- **Article**:
▶
It
is entirely reasonable to believe that media coverage is systematically flawed.
In some ways, it is! Too much attention is paid to violent crime (Altheide
1997; Soroka 2014). Tweets
are increasingly presented as representative public opinion (McGregor
2019). Changes in media technology have facilitated, and quite possibly
enhanced, political polarization in media sources and political beliefs (Bail et
al. 2018).
Even
as media coverage is imperfect, there are reasons to suspect that media partly
fulfill their function in modern representative democracy. A large volume of research
confirms that media coverage provides a reasonable (if imperfect) representation
of the national economy, for instance. Media reporting during campaigns tends
to rise and fall with campaign events and public support for candidates itself.
And the news tends to following the ebb and flow of policy over time.
Evidence
of accurate media coverage, and public responsiveness to that coverage, is of
real significance. Government accountability depends on informed citizens. So
too does political representation. Why, after all, would we expect governments
to represent public preferences if those preferences weren’t at least minimally
informed? Effective representative democracy depends at least in part on
accurate media coverage of legislative action and policy change.
A
critical task for scholars of media and democracy, then, is to identity areas
in which media fail or succeed. The recent literatures on misinformation and
disinformation have (appropriately) focused a good of attention on failures
(e.g., Lazer
et al. 2018). Our own work identifies
some failures as well. News coverage in the US does not neatly reflect federal
spending policy in certain important areas, such as education and the
environment. But news does reflect what is happening in other significant
domains, including defense, welfare, and health.
◀
- **Data lines**:
▶
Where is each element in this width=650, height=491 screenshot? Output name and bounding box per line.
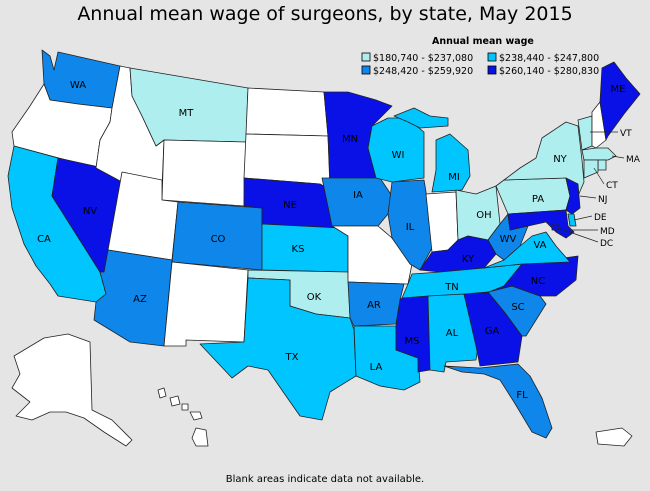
◀
- **Requirements**:
a) List every source the passage on media coverage and democracy cites, giving each as author and year.
b) Pick up the passage on media coverage and democracy right after its final sentence and extend it by a paragraph or two.

- **Task answers**:
a)
Altheide 1997
Soroka 2014
McGregor 2019
Bail et al. 2018
Lazer et al. 2018

b)
Consider for instance the graph below, which compares media coverage of defense spending change and actual changes in defense spending over nearly 40 years. The spending data shown here are relatively straightforward: these are changes, from one fiscal year to the next, in total dollars spent by the US federal government on defense, as reported by the Office of Management and Budget. We show a standardized measure in order to plot spending change alongside the “media policy signal.”
What
is that “media policy signal”? We begin by extracting every sentence about
defense spending from major US newspapers and television networks. (Details of
our methodology are available here.) Using computer-automated
text analysis, we identify sentences that suggest upward or downward changes in
spending. We then combine these sentences each fiscal year to produce a
“signal” – an indication of what readers could learn about spending change if
they were attentive to media coverage.
Our
results suggest a strong correlation between media coverage of spending and
actual spending change on defense. Indeed, even when we look at different
media outlets separately, most produce coverage that is roughly in
line with what policy is actually doing. This is good news for media, and good
news for democracy. If Americans want to learn (and act upon) information about
what their government is spending on defense, media are providing at least some
of the necessary information. Defense is one of several domains in which media
coverage of policy is fairly accurate, which also include spending on welfare
and health. Importantly, these are ones where past work finds evidence that Americans
respond to policy change.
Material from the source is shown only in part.